▶ [GIVEN PROBLEM A] In the records below, convert the lines starting with the line that contains "apply-campaign-button-label: キャンペーン申込はこちら [271,338,439,354]" and going on through the line that contains "notice-scrollbar[interactable] [463,3,470,303]" into a JSON list of strings, one string per line, leaving out any blank lines.

▶ [SELECTION]

Your car alarm goes off. How do you feel?

This question is for people who have car alarms, and who have had them go off for no apparent reason. When you realize your car is making the noise, and you shut it off, what goes through your head?

Are you irritated? If so - at what? Are you embarrassed? Do you do anything differently? Do you not give it a second thought? Others?

I’ve never had a car alarm. A car in the parking lot outside my work window just went off for several minutes. I didn’t see anyone in the lot, and there has never been a history of theft/damage in the lot.

The ‘alarms’ that have come with my cars have all been just what ever stock feature that comes with them. I will rarely bump the button when unlocking the car. It bugs me, but I just turn it right off.

Thanks. I was talking about when an alarm goes off for an extended time, and the driver is nowhere around. I don’t know what sets them off - a gust of wind? A passerby bumps it?

If mine has ever gone off for an extended period, I’m not aware of it. I did set it off accidentally in my garage the other day, and it set the dogs a’barkin’.

Is there any value to car alarms? I’ve never heard anyone say “OMG! Call 9-1-1!!” when a car alarm goes off. Mostly, people seem to be either amused, irritated, or oblivious.

Do car alarms generally “time out”? This one this morning probably lasted for 3-5 minutes (tho it SEEMED longer!) I imagined someone eventually realized it was their car, and the clicked their fob to turn it off. But in my ignorance, I imagine it could well shut off after a set time.

ISTM that in the past I had heard alarms go off for quite extended periods - 10 minutes or longer.

If anyone can find it, once upon a time I read a newspaper article reporting quantitative data that by itself a car alarm was useless and ignored, as one might expect, but that, e.g., a car alarm + steering-wheel lock was better than just the steering-wheel lock alone. Maybe it’s true to some extent that a casual thief would rather steal your neighbor’s car than defeat 3-4 systems at once, even if the alarm specifically is no big deal.

I was sitting in a parking lot when the alarm in the next car went off. It lasted for about 15 seconds. Two minutes later, the owner showed up. I rolled down my window and told her that her alarm had been on. It turns out, she had intentionally activated the alarm because she could not find her car. When I told her I thought her actions were inconsiderate of others, she was unconcerned.

Today’s cars have a time limit of 3? minutes.

And as someone else mentioned, no one ever thinks of calling 911 when they hear a car alarm.

I used to work at a naval air station, and the shockwave from a low-flying jet would set them off in the parking lots there. It was more funny than annoying, but air stations are noisy places, so I’d expect the reaction there to be different than, say, in a quiet suburban neighborhood.

I keep a car alarm because I’ve had a problems in the past with crackheads trying to shimmy open the lock by placing a scrrewdriver in the key hole and turning. Generally from what I’ve seen the alarm scares them off since I caught one guy in the act who ran and my front door cam caught another guy running away after it went off after he set it off.

I remember one time we were watching fireworks, and the big boomers set of a bunch of alarms. Like you said, pretty funny.

[Stored items from a collection]
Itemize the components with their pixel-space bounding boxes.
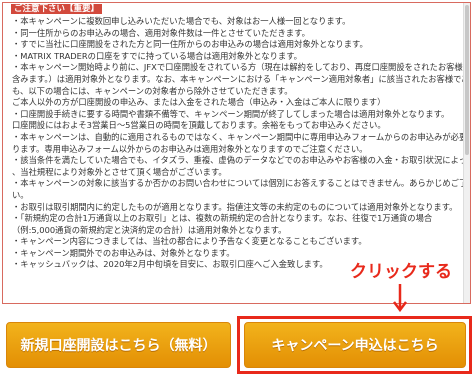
apply-campaign-button-label: キャンペーン申込はこちら [271,338,439,354]
notice-line: ・キャンペーン内容につきましては、当社の都合により予告なく変更となることもござい… [12,236,367,247]
down-arrow-icon [393,284,407,312]
apply-campaign-button[interactable]: キャンペーン申込はこちら [244,322,466,368]
notice-line: ・お取引は取引期間内に約定したものが適用となります。指値注文等の未約定のものにつ… [12,201,458,212]
notice-line: 口座開設にはおよそ3営業日～5営業日の時間を頂戴しております。余裕をもってお申込… [12,120,386,131]
notice-line: ・本キャンペーンの対象に該当するか否かのお問い合わせについては個別にお答えするこ… [12,178,464,189]
notice-line: ・すでに当社に口座開設をされた方と同一住所からのお申込みの場合は適用対象外となり… [12,39,368,50]
open-account-button-label: 新規口座開設はこちら（無料） [20,338,217,354]
notice-line: ・同一住所からのお申込みの場合、適用対象件数は一件とさせていただきます。 [12,27,310,38]
notice-line: ります。専用申込みフォーム以外からのお申込みは適用対象外となりますのでご注意くだ… [12,143,368,154]
notice-line: も、以下の場合には、キャンペーンの対象者から除外させていただきます。 [12,85,293,96]
open-account-button[interactable]: 新規口座開設はこちら（無料） [6,322,231,368]
notice-line: ・本キャンペーンに複数回申し込みいただいた場合でも、対象はお一人様一回となります… [12,16,351,26]
notice-line: ・「新規約定の合計1万通貨以上のお取引」とは、複数の新規約定の合計となります。な… [12,213,433,224]
notice-line: 、当社規程により対象外とさせて頂く場合がございます。 [12,166,227,177]
notice-line: ・MATRIX TRADERの口座をすでに持っている場合は適用対象外となります。 [12,50,302,61]
notice-box: ご注意下さい【重要】 ・本キャンペーンに複数回申し込みいただいた場合でも、対象は… [2,2,471,304]
notice-line: ・キャンペーン期間外でのお申込みは、対象外となります。 [12,247,235,258]
click-annotation-label: クリックする [350,262,452,282]
notice-line: ・該当条件を満たしていた場合でも、イタズラ、重複、虚偽のデータなどでのお申込みや… [12,155,464,166]
notice-line: （例:5,000通貨の新規約定と決済約定の合計）は適用対象外となります。 [12,224,287,235]
notice-line: 含みます。）は適用対象外となります。なお、本キャンペーンにおける「キャンペーン適… [12,73,464,84]
notice-line: ご本人以外の方が口座開設の申込み、または入金をされた場合（申込み・入金はご本人に… [12,97,386,108]
notice-line: い。 [12,189,29,200]
notice-line: ・口座開設手続きに要する時間や書類不備等で、キャンペーン期間が終了してしまった場… [12,108,450,119]
notice-list: ・本キャンペーンに複数回申し込みいただいた場合でも、対象はお一人様一回となります… [12,16,464,302]
notice-scrollbar-thumb[interactable] [465,5,469,155]
notice-line: ・本キャンペーンは、自動的に適用されるものではなく、キャンペーン期間中に専用申込… [12,131,464,142]
notice-title: ご注意下さい【重要】 [11,4,103,14]
notice-line: ・本キャンペーン開始時より前に、JFXで口座開設をされている方（現在は解約をして… [12,62,464,73]
notice-scrollbar[interactable] [463,3,470,303]
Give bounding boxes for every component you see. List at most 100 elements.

▶ [GIVEN PROBLEM B] From the car alarm discussion above, return the passage starting with "And as someone" and going on through "said, pretty funny.", copied word for word.

▶ [ANSWER A]
[
  "apply-campaign-button-label: キャンペーン申込はこちら [271,338,439,354]",
  "notice-line: ・キャンペーン内容につきましては、当社の都合により予告なく変更となることもござい… [12,236,367,247]",
  "down-arrow-icon [393,284,407,312]",
  "apply-campaign-button[interactable]: キャンペーン申込はこちら [244,322,466,368]",
  "notice-line: ・お取引は取引期間内に約定したものが適用となります。指値注文等の未約定のものにつ… [12,201,458,212]",
  "notice-line: 口座開設にはおよそ3営業日～5営業日の時間を頂戴しております。余裕をもってお申込… [12,120,386,131]",
  "notice-line: ・本キャンペーンの対象に該当するか否かのお問い合わせについては個別にお答えするこ… [12,178,464,189]",
  "notice-line: ・すでに当社に口座開設をされた方と同一住所からのお申込みの場合は適用対象外となり… [12,39,368,50]",
  "open-account-button-label: 新規口座開設はこちら（無料） [20,338,217,354]",
  "notice-line: ・同一住所からのお申込みの場合、適用対象件数は一件とさせていただきます。 [12,27,310,38]",
  "notice-line: ります。専用申込みフォーム以外からのお申込みは適用対象外となりますのでご注意くだ… [12,143,368,154]",
  "notice-line: も、以下の場合には、キャンペーンの対象者から除外させていただきます。 [12,85,293,96]",
  "open-account-button[interactable]: 新規口座開設はこちら（無料） [6,322,231,368]",
  "notice-line: ・本キャンペーンに複数回申し込みいただいた場合でも、対象はお一人様一回となります… [12,16,351,26]",
  "notice-line: ・「新規約定の合計1万通貨以上のお取引」とは、複数の新規約定の合計となります。な… [12,213,433,224]",
  "notice-line: 、当社規程により対象外とさせて頂く場合がございます。 [12,166,227,177]",
  "notice-line: ・MATRIX TRADERの口座をすでに持っている場合は適用対象外となります。 [12,50,302,61]",
  "notice-box: ご注意下さい【重要】 ・本キャンペーンに複数回申し込みいただいた場合でも、対象は… [2,2,471,304]",
  "notice-line: ・キャンペーン期間外でのお申込みは、対象外となります。 [12,247,235,258]",
  "click-annotation-label: クリックする [350,262,452,282]",
  "notice-line: ・該当条件を満たしていた場合でも、イタズラ、重複、虚偽のデータなどでのお申込みや… [12,155,464,166]",
  "notice-line: （例:5,000通貨の新規約定と決済約定の合計）は適用対象外となります。 [12,224,287,235]",
  "notice-line: 含みます。）は適用対象外となります。なお、本キャンペーンにおける「キャンペーン適… [12,73,464,84]",
  "notice-line: ご本人以外の方が口座開設の申込み、または入金をされた場合（申込み・入金はご本人に… [12,97,386,108]",
  "notice-line: い。 [12,189,29,200]",
  "notice-line: ・口座開設手続きに要する時間や書類不備等で、キャンペーン期間が終了してしまった場… [12,108,450,119]",
  "notice-list: ・本キャンペーンに複数回申し込みいただいた場合でも、対象はお一人様一回となります… [12,16,464,302]",
  "notice-scrollbar-thumb[interactable] [465,5,469,155]",
  "notice-line: ・本キャンペーンは、自動的に適用されるものではなく、キャンペーン期間中に専用申込… [12,131,464,142]",
  "notice-title: ご注意下さい【重要】 [11,4,103,14]",
  "notice-line: ・本キャンペーン開始時より前に、JFXで口座開設をされている方（現在は解約をして… [12,62,464,73]",
  "notice-scrollbar[interactable] [463,3,470,303]"
]

▶ [ANSWER B]
And as someone else mentioned, no one ever thinks of calling 911 when they hear a car alarm.

I used to work at a naval air station, and the shockwave from a low-flying jet would set them off in the parking lots there. It was more funny than annoying, but air stations are noisy places, so I’d expect the reaction there to be different than, say, in a quiet suburban neighborhood.

I keep a car alarm because I’ve had a problems in the past with crackheads trying to shimmy open the lock by placing a scrrewdriver in the key hole and turning. Generally from what I’ve seen the alarm scares them off since I caught one guy in the act who ran and my front door cam caught another guy running away after it went off after he set it off.

I remember one time we were watching fireworks, and the big boomers set of a bunch of alarms. Like you said, pretty funny.